● Source data
════
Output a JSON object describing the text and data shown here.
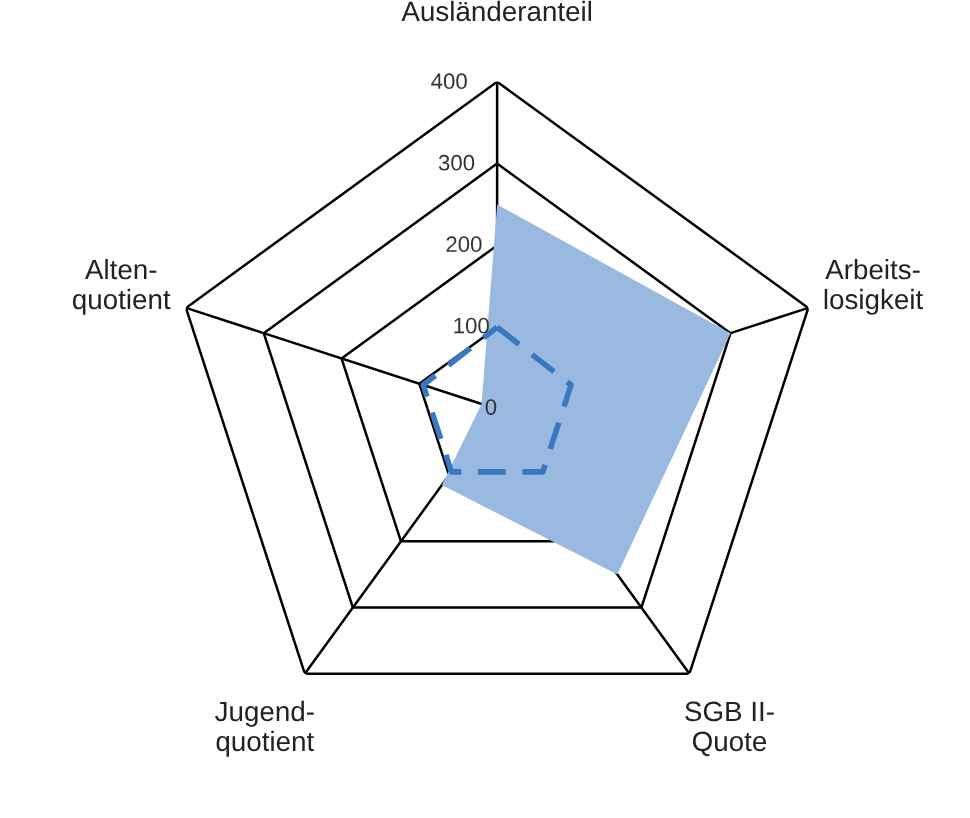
{
  "chart_data": {
    "type": "radar",
    "categories": [
      "Ausländeranteil",
      "Arbeits-\nlosigkeit",
      "SGB II-\nQuote",
      "Jugend-\nquotient",
      "Alten-\nquotient"
    ],
    "ylim": [
      0,
      400
    ],
    "yticks": [
      0,
      100,
      200,
      300,
      400
    ],
    "grid": true,
    "series": [
      {
        "color": "#99b9e0",
        "values": [
          250,
          300,
          250,
          115,
          20
        ]
      },
      {
        "color": "#3a78c2",
        "line_style": "dashed",
        "values": [
          100,
          95,
          95,
          95,
          95
        ]
      }
    ]
  }
}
════
● Directions
Output every entry word for word, but omit the pictures.

● Expected answer
Output a JSON object describing the text and data shown here.
{
  "chart_data": {
    "type": "radar",
    "categories": [
      "Ausländeranteil",
      "Arbeits-\nlosigkeit",
      "SGB II-\nQuote",
      "Jugend-\nquotient",
      "Alten-\nquotient"
    ],
    "ylim": [
      0,
      400
    ],
    "yticks": [
      0,
      100,
      200,
      300,
      400
    ],
    "grid": true,
    "series": [
      {
        "color": "#99b9e0",
        "values": [
          250,
          300,
          250,
          115,
          20
        ]
      },
      {
        "color": "#3a78c2",
        "line_style": "dashed",
        "values": [
          100,
          95,
          95,
          95,
          95
        ]
      }
    ]
  }
}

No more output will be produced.